[start]
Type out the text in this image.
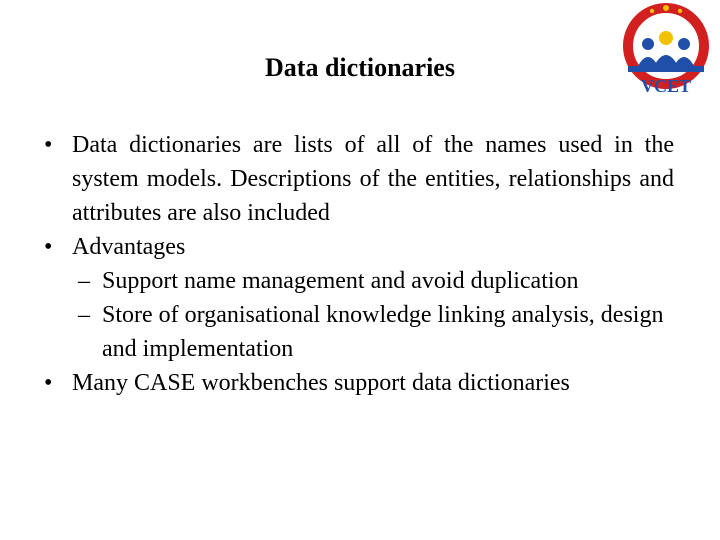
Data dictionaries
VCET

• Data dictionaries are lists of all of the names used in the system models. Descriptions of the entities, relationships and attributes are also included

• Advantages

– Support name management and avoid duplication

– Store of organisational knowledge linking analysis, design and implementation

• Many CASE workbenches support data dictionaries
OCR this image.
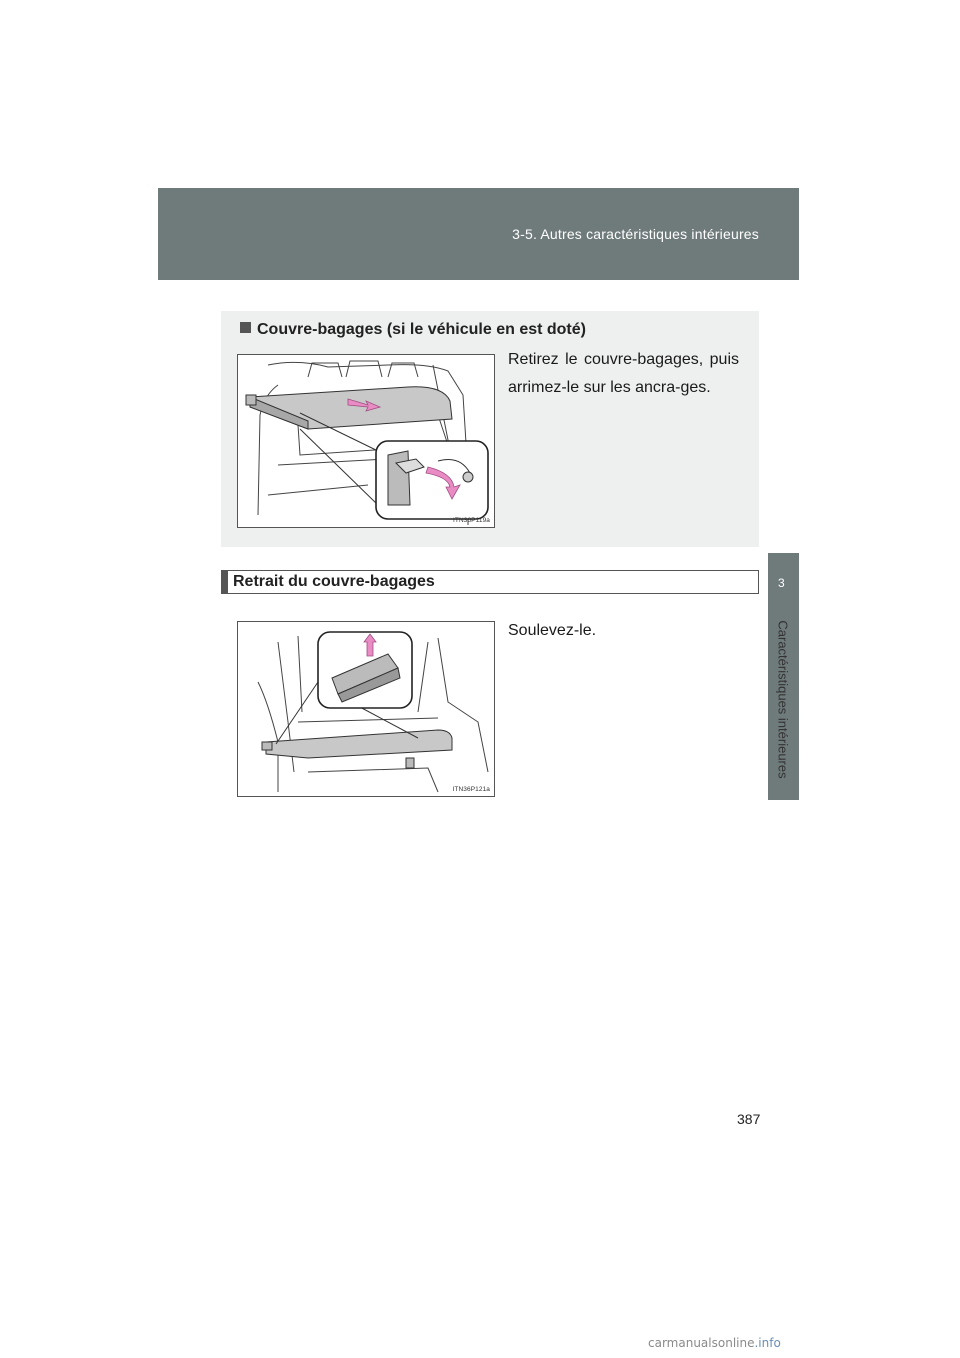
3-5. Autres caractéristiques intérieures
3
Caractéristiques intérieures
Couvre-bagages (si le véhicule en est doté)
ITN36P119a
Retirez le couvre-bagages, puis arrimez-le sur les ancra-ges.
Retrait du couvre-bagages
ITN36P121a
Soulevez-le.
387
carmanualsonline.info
[end]
## Aim
Repeat each line of the records above exactly, but do not copy the pictures.

## Complete output
Type out the text in this image.
Data dictionaries
VCET

• Data dictionaries are lists of all of the names used in the system models. Descriptions of the entities, relationships and attributes are also included

• Advantages

– Support name management and avoid duplication

– Store of organisational knowledge linking analysis, design and implementation

• Many CASE workbenches support data dictionaries
OCR this image.
3-5. Autres caractéristiques intérieures
3
Caractéristiques intérieures
Couvre-bagages (si le véhicule en est doté)
ITN36P119a
Retirez le couvre-bagages, puis arrimez-le sur les ancra-ges.
Retrait du couvre-bagages
ITN36P121a
Soulevez-le.
387
carmanualsonline.info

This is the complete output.